Objective: Return all of the data exactly as written, without the pictures.

## Start

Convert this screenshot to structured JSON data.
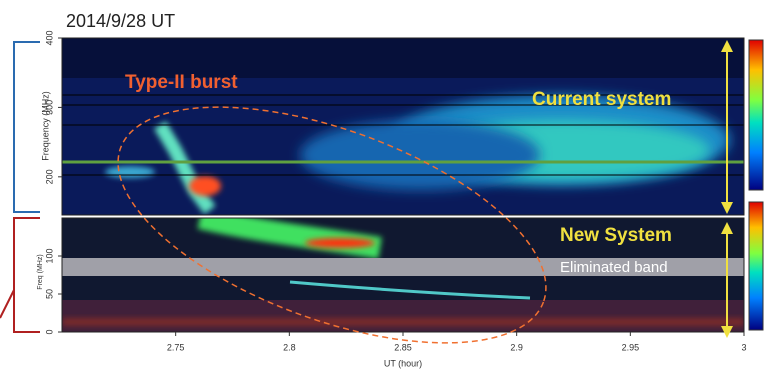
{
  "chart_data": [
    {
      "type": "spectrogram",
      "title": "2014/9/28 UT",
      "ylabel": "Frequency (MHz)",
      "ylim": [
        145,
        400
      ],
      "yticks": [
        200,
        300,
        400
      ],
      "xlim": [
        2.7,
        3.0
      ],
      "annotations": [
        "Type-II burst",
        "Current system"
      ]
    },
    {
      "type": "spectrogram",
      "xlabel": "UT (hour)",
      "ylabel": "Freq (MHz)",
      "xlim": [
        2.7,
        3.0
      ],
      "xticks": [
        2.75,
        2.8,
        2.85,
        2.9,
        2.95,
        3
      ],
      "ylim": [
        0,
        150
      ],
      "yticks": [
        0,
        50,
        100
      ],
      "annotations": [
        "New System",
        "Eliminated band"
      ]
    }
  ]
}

## End

Full response:
Convert this screenshot to structured JSON data.
{
  "chart_data": [
    {
      "type": "spectrogram",
      "title": "2014/9/28 UT",
      "ylabel": "Frequency (MHz)",
      "ylim": [
        145,
        400
      ],
      "yticks": [
        200,
        300,
        400
      ],
      "xlim": [
        2.7,
        3.0
      ],
      "annotations": [
        "Type-II burst",
        "Current system"
      ]
    },
    {
      "type": "spectrogram",
      "xlabel": "UT (hour)",
      "ylabel": "Freq (MHz)",
      "xlim": [
        2.7,
        3.0
      ],
      "xticks": [
        2.75,
        2.8,
        2.85,
        2.9,
        2.95,
        3
      ],
      "ylim": [
        0,
        150
      ],
      "yticks": [
        0,
        50,
        100
      ],
      "annotations": [
        "New System",
        "Eliminated band"
      ]
    }
  ]
}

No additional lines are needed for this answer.